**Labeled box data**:
================

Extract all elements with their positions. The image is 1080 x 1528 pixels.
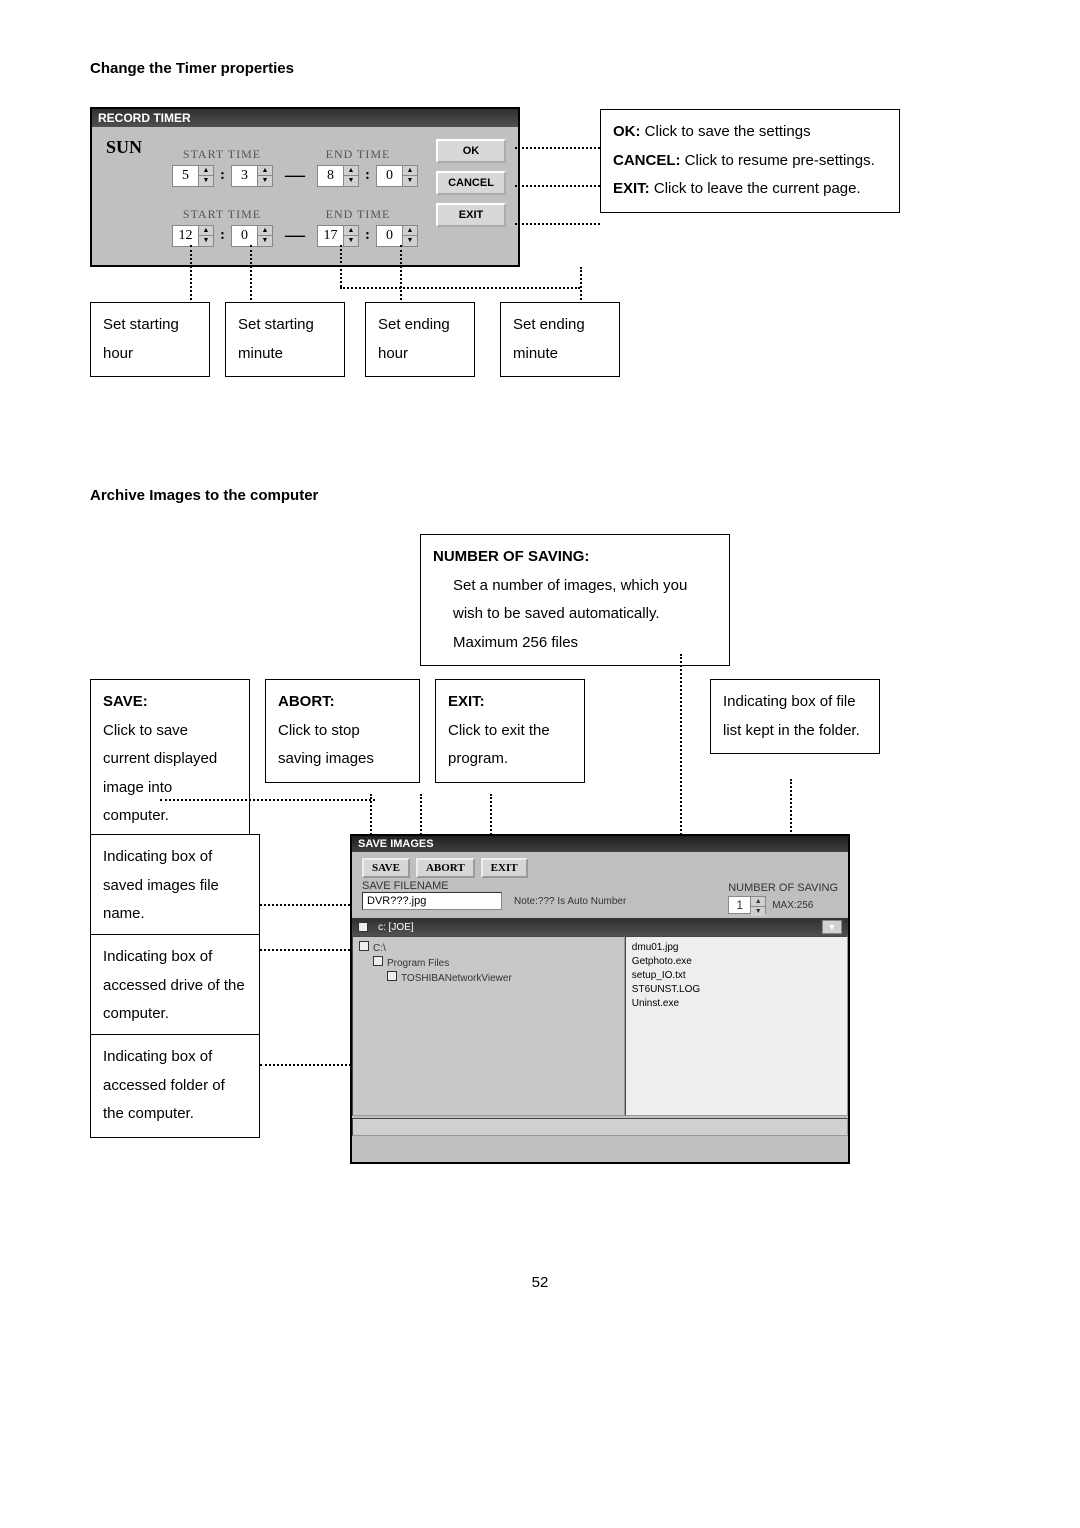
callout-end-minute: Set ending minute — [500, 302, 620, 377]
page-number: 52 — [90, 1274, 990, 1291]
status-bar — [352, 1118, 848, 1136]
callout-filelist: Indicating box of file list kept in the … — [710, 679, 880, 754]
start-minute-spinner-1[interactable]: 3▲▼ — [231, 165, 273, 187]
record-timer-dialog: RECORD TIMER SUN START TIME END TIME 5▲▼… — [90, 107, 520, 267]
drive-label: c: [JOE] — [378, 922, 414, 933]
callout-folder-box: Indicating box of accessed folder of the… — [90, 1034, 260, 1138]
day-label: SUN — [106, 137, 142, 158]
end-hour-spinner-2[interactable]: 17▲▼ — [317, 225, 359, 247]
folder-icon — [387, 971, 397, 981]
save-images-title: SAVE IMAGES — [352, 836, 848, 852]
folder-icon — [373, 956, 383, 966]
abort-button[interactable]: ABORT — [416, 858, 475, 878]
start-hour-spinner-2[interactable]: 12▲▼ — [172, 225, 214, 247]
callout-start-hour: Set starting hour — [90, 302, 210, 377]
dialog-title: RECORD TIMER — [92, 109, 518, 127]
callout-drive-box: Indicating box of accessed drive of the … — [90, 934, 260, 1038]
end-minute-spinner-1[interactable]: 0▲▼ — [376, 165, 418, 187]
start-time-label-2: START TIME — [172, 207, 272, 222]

================

Update the data above by changing every "folder-icon" to "directory-icon" and leaving everything else as it is. Omit the pictures from your answer.

**Output**:
Extract all elements with their positions. The image is 1080 x 1528 pixels.
callout-end-minute: Set ending minute — [500, 302, 620, 377]
page-number: 52 — [90, 1274, 990, 1291]
status-bar — [352, 1118, 848, 1136]
callout-filelist: Indicating box of file list kept in the … — [710, 679, 880, 754]
start-minute-spinner-1[interactable]: 3▲▼ — [231, 165, 273, 187]
record-timer-dialog: RECORD TIMER SUN START TIME END TIME 5▲▼… — [90, 107, 520, 267]
drive-label: c: [JOE] — [378, 922, 414, 933]
callout-folder-box: Indicating box of accessed folder of the… — [90, 1034, 260, 1138]
day-label: SUN — [106, 137, 142, 158]
end-hour-spinner-2[interactable]: 17▲▼ — [317, 225, 359, 247]
directory-icon — [387, 971, 397, 981]
save-images-title: SAVE IMAGES — [352, 836, 848, 852]
directory-icon — [373, 956, 383, 966]
abort-button[interactable]: ABORT — [416, 858, 475, 878]
start-hour-spinner-2[interactable]: 12▲▼ — [172, 225, 214, 247]
callout-start-hour: Set starting hour — [90, 302, 210, 377]
dialog-title: RECORD TIMER — [92, 109, 518, 127]
callout-drive-box: Indicating box of accessed drive of the … — [90, 934, 260, 1038]
end-minute-spinner-1[interactable]: 0▲▼ — [376, 165, 418, 187]
start-time-label-2: START TIME — [172, 207, 272, 222]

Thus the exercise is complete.